INSTRUCTION:
Your task is to copy every line of this material exactly.

## START

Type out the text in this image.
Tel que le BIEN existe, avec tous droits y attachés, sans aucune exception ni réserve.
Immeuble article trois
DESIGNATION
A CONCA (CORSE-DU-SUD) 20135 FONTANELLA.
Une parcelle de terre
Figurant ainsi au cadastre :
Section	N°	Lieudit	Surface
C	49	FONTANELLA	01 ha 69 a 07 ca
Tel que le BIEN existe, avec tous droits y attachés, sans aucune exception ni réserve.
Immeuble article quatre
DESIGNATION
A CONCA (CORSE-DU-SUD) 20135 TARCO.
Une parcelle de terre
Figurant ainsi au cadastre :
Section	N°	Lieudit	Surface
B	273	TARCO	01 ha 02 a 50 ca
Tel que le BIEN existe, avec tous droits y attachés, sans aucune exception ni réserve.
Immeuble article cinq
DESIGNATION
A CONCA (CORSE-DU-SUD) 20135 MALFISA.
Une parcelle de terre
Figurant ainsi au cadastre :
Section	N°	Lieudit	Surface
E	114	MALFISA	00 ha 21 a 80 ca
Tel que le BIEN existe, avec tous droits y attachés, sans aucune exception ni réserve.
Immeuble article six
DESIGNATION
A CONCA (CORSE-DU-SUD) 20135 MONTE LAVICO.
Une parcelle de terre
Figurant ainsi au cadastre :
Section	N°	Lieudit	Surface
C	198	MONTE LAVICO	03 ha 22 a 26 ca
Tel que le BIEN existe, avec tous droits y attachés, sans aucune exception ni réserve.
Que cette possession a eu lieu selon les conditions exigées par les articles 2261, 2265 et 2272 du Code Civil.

## END

SOLUTION:
Type out the text in this image.
Tel que le BIEN existe, avec tous droits y attachés, sans aucune exception ni réserve.
Immeuble article trois
DESIGNATION
A CONCA (CORSE-DU-SUD) 20135 FONTANELLA.
Une parcelle de terre
Figurant ainsi au cadastre :
Section	N°	Lieudit	Surface
C	49	FONTANELLA	01 ha 69 a 07 ca
Tel que le BIEN existe, avec tous droits y attachés, sans aucune exception ni réserve.
Immeuble article quatre
DESIGNATION
A CONCA (CORSE-DU-SUD) 20135 TARCO.
Une parcelle de terre
Figurant ainsi au cadastre :
Section	N°	Lieudit	Surface
B	273	TARCO	01 ha 02 a 50 ca
Tel que le BIEN existe, avec tous droits y attachés, sans aucune exception ni réserve.
Immeuble article cinq
DESIGNATION
A CONCA (CORSE-DU-SUD) 20135 MALFISA.
Une parcelle de terre
Figurant ainsi au cadastre :
Section	N°	Lieudit	Surface
E	114	MALFISA	00 ha 21 a 80 ca
Tel que le BIEN existe, avec tous droits y attachés, sans aucune exception ni réserve.
Immeuble article six
DESIGNATION
A CONCA (CORSE-DU-SUD) 20135 MONTE LAVICO.
Une parcelle de terre
Figurant ainsi au cadastre :
Section	N°	Lieudit	Surface
C	198	MONTE LAVICO	03 ha 22 a 26 ca
Tel que le BIEN existe, avec tous droits y attachés, sans aucune exception ni réserve.
Que cette possession a eu lieu selon les conditions exigées par les articles 2261, 2265 et 2272 du Code Civil.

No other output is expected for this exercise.